Tally the lines holding "gemini" and state only that figure.

Raw data:
++++++++++

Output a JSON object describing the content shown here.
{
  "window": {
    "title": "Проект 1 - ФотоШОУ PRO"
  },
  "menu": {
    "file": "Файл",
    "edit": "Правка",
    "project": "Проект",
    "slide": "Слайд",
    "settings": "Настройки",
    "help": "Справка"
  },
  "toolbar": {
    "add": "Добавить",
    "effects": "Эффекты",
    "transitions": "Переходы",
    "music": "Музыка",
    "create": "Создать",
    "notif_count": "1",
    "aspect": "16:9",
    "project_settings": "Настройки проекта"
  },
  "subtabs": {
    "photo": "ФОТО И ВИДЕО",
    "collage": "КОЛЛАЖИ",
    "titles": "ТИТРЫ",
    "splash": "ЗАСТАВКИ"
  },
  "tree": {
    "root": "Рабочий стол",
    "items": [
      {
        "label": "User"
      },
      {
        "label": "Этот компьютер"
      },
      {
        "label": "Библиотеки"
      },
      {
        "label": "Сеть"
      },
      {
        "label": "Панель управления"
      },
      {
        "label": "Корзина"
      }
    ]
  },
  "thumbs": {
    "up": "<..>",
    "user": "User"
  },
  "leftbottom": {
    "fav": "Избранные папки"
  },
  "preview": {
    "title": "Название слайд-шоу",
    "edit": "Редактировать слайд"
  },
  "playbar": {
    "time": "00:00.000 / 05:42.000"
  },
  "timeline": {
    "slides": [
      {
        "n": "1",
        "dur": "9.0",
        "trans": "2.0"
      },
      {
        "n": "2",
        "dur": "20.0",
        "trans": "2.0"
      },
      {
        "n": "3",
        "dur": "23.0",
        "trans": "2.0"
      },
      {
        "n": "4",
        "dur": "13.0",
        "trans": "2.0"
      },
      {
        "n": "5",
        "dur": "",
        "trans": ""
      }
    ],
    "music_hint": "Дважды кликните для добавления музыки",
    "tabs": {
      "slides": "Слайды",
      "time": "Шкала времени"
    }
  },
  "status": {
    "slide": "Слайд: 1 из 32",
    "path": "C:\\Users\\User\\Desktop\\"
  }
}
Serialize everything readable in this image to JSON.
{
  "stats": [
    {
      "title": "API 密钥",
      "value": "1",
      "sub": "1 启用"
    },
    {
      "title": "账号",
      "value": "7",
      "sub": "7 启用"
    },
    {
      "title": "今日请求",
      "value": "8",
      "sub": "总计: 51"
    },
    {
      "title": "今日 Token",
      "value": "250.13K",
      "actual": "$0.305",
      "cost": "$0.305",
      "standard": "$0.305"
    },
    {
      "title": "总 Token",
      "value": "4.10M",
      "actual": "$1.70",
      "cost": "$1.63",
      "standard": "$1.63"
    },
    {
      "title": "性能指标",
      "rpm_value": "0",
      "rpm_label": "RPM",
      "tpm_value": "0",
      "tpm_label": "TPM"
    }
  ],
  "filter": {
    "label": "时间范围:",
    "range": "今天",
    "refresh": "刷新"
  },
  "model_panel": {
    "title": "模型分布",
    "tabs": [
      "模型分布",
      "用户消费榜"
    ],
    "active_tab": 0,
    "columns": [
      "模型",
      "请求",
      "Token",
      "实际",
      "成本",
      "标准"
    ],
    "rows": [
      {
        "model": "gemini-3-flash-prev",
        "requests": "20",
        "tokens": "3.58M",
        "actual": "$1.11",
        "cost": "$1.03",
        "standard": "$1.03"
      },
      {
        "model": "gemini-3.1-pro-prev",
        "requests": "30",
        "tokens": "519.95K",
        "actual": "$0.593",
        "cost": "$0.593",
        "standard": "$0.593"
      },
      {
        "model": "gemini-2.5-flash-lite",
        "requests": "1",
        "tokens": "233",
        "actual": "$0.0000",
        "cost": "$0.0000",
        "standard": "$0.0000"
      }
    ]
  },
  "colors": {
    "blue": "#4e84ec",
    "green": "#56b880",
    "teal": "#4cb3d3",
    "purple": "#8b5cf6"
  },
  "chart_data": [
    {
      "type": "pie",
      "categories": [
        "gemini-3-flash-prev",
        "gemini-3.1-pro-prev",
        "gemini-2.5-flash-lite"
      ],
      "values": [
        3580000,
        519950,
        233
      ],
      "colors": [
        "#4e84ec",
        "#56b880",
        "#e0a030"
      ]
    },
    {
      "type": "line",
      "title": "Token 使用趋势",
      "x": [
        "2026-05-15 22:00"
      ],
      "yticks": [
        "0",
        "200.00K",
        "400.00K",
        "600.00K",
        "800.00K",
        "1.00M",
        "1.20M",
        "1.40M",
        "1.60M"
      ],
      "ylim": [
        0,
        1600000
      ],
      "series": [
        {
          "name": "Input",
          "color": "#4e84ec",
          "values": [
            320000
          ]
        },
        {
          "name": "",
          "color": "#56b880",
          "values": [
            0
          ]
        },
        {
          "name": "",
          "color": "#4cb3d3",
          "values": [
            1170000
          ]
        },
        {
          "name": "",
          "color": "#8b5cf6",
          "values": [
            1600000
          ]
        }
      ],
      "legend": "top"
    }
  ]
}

++++++++++

Right answer:
6